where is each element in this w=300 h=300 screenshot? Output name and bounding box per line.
...
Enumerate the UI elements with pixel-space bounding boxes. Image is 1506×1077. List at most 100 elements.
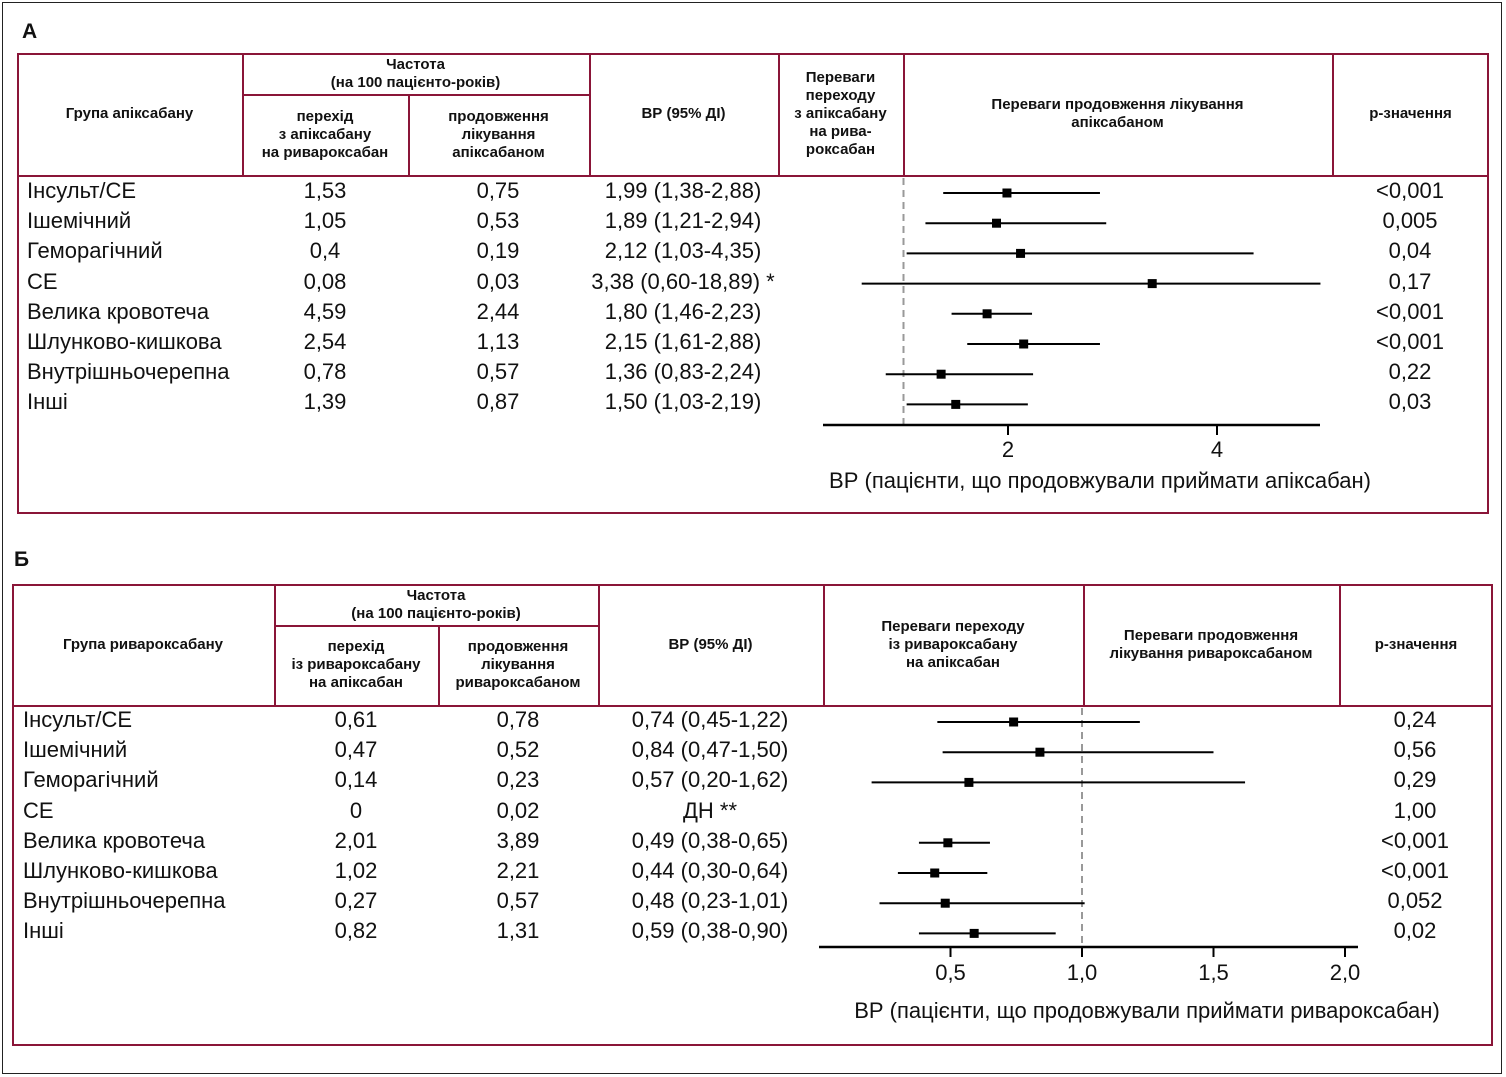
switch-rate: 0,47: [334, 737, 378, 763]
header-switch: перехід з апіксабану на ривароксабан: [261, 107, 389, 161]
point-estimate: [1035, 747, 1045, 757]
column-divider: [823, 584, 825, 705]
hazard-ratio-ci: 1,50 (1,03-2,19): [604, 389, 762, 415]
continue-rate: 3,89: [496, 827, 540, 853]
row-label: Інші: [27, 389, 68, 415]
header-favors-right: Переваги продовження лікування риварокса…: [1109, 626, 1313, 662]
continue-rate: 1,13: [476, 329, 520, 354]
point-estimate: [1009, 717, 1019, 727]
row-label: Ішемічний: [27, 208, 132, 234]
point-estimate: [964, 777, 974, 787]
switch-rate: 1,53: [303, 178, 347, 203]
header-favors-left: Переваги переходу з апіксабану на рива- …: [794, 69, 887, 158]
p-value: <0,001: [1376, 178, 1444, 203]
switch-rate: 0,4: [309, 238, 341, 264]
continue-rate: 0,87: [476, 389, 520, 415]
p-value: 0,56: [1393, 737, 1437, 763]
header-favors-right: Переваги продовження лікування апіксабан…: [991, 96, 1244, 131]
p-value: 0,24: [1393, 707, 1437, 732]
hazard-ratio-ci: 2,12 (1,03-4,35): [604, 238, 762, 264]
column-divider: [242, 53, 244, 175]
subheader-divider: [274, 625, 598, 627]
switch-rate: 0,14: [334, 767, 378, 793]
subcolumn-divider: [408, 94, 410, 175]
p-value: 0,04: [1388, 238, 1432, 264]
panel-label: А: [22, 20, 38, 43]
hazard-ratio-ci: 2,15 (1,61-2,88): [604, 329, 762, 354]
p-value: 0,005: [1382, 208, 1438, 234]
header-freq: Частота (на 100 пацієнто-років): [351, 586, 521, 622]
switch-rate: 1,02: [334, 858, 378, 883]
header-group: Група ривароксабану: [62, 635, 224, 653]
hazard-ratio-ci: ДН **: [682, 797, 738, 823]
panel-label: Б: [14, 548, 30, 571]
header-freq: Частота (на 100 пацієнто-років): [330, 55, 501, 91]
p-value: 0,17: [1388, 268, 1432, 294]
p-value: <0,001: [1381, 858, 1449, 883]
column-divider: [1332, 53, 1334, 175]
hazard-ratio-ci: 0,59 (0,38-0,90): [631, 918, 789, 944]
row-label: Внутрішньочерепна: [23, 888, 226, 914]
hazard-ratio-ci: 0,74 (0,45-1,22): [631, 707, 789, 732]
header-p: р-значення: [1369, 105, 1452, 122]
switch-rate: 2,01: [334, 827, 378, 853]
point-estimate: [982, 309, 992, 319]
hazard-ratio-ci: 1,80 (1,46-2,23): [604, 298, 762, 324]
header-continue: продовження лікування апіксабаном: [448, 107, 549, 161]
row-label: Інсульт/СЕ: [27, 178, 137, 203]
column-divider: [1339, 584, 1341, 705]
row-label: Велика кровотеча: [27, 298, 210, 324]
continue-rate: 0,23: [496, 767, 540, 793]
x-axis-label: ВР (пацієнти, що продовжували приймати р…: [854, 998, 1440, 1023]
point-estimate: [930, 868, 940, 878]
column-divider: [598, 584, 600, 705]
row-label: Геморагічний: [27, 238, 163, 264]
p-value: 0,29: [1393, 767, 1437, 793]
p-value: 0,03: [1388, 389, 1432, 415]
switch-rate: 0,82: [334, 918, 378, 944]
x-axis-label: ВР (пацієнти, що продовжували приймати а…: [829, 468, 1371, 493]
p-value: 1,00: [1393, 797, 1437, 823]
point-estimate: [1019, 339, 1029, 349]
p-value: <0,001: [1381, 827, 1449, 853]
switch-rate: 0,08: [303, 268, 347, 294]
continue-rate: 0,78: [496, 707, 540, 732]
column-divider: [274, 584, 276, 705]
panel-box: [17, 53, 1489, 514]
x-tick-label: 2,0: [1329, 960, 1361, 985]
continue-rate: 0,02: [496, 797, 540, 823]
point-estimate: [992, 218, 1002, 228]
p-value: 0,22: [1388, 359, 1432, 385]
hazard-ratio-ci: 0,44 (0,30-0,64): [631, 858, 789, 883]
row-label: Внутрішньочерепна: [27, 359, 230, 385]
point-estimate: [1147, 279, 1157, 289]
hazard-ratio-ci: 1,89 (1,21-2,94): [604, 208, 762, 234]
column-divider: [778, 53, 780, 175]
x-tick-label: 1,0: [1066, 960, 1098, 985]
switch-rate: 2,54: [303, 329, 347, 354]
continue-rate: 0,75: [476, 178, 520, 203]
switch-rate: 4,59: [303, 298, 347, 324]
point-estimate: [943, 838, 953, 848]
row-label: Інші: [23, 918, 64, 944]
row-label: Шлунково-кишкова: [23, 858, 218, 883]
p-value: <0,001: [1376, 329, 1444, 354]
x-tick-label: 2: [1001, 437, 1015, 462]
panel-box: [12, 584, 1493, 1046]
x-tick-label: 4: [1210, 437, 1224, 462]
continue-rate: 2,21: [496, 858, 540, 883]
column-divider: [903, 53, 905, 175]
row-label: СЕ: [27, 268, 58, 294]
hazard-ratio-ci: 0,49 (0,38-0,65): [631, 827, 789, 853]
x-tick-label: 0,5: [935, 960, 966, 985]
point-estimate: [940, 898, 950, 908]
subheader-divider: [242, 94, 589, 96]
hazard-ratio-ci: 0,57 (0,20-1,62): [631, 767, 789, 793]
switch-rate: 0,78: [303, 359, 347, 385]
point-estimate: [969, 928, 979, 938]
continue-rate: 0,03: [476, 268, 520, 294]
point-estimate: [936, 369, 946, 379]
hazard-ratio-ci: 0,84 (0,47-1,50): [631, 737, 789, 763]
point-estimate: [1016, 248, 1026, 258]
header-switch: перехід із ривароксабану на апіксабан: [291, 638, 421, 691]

— Obiettivo del compito —
Riporta in una tabella Markdown con le colonne «Numero» e «Riga del record» le righe dei record, cominciando dalla riga che contiene "Enumerate the UI" e fermandoti dopo quella che contiene "point-estimate: [1035, 747, 1045, 757]". Salta le righe vuote e lascia fuori le immagini.

— Risultato —
| Numero | Riga del record |
|---|---|
| 1 | Enumerate the UI elements with pixel-space bounding boxes. Image is 1506×1077. List at most 100 elements. |
| 2 | switch-rate: 0,47: [334, 737, 378, 763] |
| 3 | header-switch: перехід з апіксабану на ривароксабан: [261, 107, 389, 161] |
| 4 | point-estimate: [1035, 747, 1045, 757] |